Given information:
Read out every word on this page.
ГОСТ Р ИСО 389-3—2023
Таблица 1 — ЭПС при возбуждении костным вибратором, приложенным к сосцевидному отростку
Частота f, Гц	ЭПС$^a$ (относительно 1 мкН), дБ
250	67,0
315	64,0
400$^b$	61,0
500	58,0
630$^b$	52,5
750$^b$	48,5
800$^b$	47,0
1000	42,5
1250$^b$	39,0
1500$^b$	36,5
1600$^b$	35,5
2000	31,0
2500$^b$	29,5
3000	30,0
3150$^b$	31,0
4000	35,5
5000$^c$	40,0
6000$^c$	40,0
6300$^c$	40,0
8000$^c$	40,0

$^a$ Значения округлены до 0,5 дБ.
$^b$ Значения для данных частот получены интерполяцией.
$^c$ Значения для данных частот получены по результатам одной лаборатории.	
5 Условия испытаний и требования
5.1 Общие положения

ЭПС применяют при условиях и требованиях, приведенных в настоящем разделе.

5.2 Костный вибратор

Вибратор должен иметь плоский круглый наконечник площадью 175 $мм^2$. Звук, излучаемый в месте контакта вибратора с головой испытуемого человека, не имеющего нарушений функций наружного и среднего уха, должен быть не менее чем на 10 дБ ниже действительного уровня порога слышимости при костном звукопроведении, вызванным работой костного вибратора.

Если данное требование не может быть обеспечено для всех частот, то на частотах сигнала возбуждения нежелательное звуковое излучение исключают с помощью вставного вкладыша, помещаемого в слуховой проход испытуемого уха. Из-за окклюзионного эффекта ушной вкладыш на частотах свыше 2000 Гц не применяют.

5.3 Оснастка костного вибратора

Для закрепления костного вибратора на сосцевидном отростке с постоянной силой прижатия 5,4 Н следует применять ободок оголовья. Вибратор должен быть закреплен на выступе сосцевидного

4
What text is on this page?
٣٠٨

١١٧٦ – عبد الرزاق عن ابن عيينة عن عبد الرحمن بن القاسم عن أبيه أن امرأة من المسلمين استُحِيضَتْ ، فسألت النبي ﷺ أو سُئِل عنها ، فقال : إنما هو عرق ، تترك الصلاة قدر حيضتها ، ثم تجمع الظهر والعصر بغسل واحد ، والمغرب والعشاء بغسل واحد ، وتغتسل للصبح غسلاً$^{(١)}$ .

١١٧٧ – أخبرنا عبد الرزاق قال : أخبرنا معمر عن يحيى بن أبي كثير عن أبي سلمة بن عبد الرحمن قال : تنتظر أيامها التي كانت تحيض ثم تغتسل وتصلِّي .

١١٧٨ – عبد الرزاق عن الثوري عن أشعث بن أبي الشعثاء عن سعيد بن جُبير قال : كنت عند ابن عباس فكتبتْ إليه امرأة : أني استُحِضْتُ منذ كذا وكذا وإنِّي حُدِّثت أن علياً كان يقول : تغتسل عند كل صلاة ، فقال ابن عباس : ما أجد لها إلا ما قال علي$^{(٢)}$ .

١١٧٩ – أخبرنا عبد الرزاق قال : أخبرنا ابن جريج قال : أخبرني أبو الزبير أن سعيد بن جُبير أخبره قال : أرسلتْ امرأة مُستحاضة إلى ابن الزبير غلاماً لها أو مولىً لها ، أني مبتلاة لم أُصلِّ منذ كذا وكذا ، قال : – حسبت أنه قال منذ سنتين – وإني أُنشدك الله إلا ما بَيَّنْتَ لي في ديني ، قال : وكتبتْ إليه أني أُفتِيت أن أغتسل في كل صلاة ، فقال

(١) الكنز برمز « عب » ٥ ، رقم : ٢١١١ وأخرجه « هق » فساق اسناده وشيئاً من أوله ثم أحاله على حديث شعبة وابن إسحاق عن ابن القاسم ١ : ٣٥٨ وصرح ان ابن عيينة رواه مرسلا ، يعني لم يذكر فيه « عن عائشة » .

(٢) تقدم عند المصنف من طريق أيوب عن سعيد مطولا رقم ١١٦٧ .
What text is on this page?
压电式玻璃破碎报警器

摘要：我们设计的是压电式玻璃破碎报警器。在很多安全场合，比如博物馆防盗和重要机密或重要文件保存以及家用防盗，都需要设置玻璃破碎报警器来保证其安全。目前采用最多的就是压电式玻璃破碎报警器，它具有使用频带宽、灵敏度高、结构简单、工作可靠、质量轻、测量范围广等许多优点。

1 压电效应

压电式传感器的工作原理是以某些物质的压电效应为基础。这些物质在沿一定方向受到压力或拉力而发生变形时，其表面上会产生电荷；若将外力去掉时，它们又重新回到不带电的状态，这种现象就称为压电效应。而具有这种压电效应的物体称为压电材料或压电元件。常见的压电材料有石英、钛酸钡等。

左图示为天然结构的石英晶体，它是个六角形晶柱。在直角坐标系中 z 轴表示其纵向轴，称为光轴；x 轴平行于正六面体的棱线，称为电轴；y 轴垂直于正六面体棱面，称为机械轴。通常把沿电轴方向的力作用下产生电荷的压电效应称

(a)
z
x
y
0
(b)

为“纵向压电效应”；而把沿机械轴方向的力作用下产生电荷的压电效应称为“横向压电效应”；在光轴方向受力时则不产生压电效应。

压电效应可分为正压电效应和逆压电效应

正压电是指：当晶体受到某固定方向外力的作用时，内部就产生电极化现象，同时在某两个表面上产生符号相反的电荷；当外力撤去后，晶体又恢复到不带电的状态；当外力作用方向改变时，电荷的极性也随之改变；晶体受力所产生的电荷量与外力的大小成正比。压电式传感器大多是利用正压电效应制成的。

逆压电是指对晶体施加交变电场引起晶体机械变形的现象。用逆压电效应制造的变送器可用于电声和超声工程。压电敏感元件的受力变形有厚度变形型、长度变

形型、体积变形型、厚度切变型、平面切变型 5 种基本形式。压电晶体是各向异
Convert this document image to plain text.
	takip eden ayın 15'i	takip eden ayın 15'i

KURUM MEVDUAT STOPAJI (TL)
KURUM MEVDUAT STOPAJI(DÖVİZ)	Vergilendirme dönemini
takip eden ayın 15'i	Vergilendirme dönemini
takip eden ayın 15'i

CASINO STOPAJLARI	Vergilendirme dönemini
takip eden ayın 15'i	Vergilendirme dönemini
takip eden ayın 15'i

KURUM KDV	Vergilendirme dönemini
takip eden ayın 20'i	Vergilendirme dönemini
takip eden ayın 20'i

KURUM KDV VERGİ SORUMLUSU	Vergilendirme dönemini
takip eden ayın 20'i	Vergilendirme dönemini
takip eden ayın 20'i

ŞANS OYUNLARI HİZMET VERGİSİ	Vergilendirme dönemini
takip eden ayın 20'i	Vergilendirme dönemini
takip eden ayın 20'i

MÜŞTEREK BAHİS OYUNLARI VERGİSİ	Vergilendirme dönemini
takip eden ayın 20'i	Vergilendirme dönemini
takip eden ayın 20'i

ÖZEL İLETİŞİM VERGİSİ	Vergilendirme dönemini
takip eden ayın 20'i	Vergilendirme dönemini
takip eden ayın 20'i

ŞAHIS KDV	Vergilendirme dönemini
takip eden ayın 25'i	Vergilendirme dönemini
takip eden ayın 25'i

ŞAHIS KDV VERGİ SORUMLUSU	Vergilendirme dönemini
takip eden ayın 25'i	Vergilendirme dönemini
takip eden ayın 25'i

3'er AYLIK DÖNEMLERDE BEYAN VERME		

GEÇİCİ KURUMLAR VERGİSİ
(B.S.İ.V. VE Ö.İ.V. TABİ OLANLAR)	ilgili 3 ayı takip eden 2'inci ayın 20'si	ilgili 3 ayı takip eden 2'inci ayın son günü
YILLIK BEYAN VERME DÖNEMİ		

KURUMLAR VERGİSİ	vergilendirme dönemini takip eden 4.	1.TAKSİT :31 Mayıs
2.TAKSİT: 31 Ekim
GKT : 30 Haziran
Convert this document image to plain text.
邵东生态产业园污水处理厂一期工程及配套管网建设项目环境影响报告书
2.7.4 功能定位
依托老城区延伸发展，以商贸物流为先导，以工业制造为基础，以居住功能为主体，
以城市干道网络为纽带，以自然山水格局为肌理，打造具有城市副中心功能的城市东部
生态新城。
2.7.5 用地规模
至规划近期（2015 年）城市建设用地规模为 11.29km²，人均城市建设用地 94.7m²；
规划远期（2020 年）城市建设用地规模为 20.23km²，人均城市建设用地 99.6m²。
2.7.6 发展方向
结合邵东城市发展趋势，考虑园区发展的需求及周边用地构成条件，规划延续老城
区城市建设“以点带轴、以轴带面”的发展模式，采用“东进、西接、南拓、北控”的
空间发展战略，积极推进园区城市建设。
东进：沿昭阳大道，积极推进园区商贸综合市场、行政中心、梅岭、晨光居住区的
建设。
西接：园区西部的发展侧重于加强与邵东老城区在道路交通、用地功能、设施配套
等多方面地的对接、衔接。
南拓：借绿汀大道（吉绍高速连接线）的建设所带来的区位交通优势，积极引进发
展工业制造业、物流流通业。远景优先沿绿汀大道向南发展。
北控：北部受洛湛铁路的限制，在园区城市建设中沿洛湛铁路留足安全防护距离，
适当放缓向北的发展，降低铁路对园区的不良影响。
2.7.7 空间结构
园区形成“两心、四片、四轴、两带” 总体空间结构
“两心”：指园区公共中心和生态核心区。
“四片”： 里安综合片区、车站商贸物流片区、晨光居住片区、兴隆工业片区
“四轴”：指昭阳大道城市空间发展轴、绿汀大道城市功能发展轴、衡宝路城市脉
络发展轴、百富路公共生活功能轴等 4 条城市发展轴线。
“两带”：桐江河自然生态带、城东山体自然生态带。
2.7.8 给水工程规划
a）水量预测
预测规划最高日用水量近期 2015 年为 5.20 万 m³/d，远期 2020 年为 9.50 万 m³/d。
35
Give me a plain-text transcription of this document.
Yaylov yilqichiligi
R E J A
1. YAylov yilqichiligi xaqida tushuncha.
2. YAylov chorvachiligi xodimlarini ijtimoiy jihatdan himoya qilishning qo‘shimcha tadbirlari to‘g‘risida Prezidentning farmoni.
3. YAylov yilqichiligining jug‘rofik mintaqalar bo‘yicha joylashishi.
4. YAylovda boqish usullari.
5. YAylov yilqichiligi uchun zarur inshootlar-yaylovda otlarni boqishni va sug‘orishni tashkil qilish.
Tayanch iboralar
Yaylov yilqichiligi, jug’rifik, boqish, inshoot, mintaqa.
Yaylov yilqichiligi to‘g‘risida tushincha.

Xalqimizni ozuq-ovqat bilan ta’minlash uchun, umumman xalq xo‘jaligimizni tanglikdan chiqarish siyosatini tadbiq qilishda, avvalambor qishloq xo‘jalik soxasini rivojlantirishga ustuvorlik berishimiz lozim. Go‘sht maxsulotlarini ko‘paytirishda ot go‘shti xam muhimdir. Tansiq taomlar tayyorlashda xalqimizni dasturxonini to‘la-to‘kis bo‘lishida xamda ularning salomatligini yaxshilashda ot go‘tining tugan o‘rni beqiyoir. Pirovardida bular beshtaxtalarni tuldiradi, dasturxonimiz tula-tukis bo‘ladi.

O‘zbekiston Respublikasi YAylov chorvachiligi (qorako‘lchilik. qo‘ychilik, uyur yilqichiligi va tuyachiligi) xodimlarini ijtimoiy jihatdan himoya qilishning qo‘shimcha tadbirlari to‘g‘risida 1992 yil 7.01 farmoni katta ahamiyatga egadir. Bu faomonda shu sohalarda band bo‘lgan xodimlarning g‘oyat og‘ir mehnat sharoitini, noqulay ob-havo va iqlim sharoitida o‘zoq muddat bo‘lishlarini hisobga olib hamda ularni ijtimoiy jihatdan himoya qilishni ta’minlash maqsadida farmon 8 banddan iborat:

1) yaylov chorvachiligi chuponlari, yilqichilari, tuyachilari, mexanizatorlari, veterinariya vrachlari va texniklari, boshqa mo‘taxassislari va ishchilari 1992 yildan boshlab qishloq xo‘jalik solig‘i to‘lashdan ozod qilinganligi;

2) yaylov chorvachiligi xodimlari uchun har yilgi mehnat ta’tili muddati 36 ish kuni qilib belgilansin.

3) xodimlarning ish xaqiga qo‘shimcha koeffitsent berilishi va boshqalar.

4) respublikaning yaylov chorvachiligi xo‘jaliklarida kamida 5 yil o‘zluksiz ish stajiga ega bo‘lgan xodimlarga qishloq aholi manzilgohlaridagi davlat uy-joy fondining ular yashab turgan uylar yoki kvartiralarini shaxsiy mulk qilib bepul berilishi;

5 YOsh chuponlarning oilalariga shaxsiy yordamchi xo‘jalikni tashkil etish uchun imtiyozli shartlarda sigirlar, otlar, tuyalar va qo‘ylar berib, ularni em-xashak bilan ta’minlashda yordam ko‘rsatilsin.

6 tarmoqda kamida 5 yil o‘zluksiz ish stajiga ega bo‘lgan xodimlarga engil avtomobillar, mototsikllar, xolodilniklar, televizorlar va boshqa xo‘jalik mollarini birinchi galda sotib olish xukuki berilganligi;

Given task:
Of the lines above, how many contain the string "VERME"? Only the number is required.

Solution below:
2